------ Stored records ------

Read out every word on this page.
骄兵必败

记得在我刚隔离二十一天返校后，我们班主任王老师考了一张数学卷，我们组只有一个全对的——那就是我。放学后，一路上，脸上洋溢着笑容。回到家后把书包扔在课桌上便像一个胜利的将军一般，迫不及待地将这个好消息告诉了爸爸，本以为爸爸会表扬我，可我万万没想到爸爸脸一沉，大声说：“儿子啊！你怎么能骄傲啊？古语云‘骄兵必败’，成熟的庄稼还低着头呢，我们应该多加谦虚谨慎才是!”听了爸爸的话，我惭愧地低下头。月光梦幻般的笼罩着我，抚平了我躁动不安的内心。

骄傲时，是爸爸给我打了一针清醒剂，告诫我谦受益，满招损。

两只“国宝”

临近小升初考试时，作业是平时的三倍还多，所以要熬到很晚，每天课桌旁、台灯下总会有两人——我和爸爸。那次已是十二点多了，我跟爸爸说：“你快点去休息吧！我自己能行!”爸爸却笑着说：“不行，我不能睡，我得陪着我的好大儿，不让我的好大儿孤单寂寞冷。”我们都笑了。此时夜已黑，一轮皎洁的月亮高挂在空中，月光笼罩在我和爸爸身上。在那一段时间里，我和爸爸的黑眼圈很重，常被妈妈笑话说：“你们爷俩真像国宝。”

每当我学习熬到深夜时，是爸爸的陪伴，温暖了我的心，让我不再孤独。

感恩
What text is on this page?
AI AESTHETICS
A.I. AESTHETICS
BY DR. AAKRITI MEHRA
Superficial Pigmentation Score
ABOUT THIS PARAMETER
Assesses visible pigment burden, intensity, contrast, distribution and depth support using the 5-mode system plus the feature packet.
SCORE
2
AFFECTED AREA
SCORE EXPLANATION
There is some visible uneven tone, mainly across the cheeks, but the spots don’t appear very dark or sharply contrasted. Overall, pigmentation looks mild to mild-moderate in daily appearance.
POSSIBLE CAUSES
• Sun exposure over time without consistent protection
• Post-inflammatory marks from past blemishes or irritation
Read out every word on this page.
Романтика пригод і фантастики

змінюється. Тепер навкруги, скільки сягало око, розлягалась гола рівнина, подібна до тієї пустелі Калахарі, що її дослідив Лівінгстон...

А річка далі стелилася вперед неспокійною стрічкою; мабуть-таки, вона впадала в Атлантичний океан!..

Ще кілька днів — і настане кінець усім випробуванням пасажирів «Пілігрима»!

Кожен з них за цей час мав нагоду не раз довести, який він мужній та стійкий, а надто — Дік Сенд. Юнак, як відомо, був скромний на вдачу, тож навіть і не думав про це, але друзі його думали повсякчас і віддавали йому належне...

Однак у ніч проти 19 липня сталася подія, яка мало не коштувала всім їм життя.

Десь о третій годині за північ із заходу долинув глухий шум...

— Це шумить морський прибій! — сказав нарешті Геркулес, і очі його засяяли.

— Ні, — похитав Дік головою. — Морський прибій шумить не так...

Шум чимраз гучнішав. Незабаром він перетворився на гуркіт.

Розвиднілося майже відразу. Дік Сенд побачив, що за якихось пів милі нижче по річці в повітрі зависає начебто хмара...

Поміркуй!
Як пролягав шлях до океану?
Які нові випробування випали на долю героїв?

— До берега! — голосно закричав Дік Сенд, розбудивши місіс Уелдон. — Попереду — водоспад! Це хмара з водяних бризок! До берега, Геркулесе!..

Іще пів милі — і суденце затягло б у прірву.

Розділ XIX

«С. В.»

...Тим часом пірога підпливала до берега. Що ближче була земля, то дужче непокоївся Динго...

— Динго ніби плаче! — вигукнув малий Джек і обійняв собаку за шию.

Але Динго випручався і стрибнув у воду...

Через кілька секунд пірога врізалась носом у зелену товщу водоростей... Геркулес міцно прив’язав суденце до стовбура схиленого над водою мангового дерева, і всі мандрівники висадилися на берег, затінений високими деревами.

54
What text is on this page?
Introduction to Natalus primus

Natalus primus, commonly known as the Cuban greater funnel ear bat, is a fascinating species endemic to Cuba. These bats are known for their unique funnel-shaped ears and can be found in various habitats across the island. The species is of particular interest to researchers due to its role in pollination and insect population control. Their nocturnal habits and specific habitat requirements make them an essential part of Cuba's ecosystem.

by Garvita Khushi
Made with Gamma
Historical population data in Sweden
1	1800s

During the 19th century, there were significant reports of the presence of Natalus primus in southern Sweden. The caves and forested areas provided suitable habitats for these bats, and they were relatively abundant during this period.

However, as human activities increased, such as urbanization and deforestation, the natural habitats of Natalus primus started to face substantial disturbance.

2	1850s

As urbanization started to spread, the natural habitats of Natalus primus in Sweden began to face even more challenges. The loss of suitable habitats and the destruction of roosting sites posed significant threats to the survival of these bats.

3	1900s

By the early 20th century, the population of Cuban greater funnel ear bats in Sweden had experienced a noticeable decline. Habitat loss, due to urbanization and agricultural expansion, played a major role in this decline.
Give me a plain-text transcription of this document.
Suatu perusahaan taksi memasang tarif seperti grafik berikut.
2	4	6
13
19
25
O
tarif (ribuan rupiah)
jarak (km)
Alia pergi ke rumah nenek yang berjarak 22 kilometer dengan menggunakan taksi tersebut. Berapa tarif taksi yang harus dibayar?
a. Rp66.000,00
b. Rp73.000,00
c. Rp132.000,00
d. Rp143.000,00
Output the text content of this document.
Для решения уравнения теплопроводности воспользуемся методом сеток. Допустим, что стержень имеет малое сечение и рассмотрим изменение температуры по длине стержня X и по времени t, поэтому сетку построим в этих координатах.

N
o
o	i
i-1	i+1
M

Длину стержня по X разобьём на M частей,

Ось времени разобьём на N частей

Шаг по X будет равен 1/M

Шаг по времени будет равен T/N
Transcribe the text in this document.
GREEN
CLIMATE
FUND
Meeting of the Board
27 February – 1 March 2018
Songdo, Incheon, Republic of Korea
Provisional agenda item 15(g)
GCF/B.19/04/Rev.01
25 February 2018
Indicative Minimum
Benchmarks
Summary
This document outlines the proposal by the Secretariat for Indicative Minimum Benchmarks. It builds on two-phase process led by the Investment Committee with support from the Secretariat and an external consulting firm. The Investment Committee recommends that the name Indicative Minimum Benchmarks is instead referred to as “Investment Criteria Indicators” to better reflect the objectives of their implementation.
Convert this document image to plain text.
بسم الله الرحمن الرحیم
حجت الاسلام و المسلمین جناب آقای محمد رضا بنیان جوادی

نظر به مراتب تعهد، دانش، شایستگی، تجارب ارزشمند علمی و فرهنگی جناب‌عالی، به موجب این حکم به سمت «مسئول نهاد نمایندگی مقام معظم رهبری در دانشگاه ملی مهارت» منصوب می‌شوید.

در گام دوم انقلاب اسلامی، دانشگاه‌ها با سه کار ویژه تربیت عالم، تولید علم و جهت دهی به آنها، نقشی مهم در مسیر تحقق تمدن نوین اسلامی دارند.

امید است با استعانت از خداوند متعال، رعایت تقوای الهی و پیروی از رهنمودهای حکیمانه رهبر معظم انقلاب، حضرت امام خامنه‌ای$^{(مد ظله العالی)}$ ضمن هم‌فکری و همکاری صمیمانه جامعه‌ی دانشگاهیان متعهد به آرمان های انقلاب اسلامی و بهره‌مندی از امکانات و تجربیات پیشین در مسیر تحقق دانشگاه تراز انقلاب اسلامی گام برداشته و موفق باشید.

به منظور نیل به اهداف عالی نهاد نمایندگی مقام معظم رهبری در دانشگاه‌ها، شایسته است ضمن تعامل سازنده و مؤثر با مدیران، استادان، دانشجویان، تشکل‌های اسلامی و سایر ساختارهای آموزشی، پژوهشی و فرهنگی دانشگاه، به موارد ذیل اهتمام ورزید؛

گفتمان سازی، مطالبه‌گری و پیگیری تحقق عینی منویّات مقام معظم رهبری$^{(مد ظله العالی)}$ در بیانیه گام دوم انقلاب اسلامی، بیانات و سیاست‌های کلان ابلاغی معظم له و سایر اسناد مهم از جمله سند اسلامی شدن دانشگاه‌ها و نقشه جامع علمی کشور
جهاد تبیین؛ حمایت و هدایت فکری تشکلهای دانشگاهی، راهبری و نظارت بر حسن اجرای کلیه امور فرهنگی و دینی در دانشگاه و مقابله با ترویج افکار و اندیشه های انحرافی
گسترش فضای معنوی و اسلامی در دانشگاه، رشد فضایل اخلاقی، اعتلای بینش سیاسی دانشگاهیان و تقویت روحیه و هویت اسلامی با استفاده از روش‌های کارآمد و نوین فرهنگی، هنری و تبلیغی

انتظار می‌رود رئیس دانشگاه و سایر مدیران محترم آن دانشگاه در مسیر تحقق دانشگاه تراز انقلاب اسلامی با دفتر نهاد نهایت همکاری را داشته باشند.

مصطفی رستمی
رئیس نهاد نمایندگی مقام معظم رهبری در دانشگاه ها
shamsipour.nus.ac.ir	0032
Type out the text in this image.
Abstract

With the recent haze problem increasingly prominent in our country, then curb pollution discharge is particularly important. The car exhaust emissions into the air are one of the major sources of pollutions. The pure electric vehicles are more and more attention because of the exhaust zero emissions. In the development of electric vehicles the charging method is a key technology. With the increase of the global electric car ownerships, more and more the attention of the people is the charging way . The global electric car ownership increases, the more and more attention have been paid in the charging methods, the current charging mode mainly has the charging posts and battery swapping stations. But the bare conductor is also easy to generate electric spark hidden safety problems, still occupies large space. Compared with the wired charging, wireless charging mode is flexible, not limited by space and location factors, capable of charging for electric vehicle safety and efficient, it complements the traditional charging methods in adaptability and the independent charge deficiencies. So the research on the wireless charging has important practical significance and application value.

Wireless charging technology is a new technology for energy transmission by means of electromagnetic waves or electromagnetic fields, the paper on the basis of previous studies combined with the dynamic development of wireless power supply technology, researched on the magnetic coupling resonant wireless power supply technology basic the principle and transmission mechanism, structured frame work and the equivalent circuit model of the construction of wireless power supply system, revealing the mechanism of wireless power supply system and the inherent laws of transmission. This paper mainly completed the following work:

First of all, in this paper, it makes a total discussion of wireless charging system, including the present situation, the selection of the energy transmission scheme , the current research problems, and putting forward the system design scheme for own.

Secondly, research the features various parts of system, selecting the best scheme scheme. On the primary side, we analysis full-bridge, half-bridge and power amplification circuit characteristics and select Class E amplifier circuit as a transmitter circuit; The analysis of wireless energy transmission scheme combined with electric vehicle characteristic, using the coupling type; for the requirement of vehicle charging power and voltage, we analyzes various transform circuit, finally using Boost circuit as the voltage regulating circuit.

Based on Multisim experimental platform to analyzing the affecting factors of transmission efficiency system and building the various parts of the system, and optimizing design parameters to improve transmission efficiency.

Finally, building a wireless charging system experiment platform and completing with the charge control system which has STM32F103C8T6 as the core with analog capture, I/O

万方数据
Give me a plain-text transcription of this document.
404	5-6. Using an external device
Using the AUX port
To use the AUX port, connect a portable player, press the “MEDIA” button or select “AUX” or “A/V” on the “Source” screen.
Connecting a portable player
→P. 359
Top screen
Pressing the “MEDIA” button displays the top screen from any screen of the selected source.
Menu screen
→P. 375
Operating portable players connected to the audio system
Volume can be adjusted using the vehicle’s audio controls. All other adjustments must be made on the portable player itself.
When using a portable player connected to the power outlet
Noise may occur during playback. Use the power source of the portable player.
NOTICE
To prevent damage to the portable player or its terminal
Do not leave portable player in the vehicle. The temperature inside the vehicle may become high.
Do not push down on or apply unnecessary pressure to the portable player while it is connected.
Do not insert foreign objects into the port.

------

Challenge: Return each line among the entries that holds the word "його".

Solved problem:
Кожен з них за цей час мав нагоду не раз довести, який він мужній та стійкий, а надто — Дік Сенд. Юнак, як відомо, був скромний на вдачу, тож навіть і не думав про це, але друзі його думали повсякчас і віддавали йому належне...
— Це шумить морський прибій! — сказав нарешті Геркулес, і очі його засяяли.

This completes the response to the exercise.